Stored data

● ● ● ●

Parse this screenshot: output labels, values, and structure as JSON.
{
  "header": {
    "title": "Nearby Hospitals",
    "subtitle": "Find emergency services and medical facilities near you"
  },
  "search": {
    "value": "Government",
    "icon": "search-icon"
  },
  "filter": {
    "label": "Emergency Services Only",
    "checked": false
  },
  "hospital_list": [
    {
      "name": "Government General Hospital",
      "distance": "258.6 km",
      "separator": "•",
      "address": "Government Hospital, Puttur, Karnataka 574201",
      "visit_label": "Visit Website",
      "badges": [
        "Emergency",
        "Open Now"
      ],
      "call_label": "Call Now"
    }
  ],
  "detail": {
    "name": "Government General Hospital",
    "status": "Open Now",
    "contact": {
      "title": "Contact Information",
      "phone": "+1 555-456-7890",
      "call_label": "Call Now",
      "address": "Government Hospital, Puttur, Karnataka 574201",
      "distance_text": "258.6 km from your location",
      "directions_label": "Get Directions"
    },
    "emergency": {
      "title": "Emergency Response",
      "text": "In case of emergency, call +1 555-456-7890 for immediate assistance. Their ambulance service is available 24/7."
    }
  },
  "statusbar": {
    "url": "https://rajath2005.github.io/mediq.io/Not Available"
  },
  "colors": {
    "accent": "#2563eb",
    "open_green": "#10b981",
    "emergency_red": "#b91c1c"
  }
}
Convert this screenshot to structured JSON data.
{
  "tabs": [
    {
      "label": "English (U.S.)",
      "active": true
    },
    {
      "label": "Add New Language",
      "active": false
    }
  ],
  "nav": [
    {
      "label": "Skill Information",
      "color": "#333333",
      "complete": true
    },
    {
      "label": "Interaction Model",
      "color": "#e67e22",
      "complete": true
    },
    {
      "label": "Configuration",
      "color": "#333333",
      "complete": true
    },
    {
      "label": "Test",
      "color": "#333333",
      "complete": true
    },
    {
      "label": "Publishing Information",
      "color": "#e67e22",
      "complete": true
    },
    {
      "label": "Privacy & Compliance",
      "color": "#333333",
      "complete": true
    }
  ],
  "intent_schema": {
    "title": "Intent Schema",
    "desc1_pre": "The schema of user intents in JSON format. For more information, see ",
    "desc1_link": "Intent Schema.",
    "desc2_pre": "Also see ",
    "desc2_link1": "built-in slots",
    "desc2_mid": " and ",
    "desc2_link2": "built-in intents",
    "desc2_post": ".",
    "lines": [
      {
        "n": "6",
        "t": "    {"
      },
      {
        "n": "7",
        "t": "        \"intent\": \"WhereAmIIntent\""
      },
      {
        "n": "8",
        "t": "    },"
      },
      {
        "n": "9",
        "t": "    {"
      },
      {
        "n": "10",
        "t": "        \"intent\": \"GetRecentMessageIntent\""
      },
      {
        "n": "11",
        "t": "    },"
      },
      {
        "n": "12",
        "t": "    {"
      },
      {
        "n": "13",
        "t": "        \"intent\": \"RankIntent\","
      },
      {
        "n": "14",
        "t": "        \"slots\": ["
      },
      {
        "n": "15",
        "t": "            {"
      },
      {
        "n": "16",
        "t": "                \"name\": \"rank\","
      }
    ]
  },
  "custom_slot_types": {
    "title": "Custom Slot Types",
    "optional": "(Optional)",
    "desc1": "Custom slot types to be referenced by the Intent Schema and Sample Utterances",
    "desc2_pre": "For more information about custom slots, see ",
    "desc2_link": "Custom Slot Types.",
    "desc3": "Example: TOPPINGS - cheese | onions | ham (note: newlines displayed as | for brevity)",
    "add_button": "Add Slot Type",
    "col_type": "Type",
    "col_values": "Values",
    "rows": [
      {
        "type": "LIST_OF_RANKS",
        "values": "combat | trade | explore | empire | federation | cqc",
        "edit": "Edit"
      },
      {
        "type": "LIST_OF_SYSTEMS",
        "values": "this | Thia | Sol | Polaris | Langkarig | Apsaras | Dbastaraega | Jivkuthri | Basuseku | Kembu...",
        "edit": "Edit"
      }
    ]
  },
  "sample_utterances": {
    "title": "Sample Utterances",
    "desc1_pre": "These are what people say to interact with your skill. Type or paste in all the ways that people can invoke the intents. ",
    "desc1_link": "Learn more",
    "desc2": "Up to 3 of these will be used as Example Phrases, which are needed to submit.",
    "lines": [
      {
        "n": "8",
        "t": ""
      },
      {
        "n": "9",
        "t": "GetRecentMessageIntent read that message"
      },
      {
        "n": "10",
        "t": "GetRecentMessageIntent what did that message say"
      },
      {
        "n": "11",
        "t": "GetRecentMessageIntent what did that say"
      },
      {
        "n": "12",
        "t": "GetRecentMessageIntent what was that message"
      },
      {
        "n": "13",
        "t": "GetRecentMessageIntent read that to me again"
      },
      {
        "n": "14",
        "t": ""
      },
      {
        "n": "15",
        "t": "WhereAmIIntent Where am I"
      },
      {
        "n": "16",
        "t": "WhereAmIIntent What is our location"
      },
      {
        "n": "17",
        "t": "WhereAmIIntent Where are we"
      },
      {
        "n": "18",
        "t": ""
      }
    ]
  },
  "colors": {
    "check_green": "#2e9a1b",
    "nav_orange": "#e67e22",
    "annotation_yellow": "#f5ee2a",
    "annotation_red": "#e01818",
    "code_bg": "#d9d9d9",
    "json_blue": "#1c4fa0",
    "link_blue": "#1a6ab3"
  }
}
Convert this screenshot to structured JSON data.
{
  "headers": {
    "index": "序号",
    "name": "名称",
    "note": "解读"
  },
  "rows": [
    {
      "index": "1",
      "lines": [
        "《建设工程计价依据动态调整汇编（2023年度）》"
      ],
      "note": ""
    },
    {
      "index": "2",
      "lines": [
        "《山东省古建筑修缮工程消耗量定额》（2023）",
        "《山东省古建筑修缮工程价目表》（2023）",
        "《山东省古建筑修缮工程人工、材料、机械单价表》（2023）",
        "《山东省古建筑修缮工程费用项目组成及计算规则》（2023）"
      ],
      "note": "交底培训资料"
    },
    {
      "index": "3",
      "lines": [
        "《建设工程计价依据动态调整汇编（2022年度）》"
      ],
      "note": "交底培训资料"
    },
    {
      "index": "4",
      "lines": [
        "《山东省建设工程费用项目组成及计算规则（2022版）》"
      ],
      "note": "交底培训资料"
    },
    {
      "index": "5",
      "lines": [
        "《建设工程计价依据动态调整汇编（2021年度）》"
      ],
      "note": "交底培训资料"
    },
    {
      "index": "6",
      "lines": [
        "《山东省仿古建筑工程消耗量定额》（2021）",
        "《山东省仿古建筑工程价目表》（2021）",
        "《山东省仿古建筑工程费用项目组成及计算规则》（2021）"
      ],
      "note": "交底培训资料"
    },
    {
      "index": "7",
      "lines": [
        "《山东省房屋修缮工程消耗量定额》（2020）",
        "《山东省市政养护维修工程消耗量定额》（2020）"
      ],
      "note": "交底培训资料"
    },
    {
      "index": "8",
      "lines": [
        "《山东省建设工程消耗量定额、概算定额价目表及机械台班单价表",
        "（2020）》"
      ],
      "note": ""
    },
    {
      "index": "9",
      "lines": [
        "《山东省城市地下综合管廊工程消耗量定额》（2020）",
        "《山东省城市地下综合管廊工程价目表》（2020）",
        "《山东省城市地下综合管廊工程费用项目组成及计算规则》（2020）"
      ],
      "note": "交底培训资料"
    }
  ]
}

● ● ● ●

Count every line of the records that holds the string "your". Write only the total.

2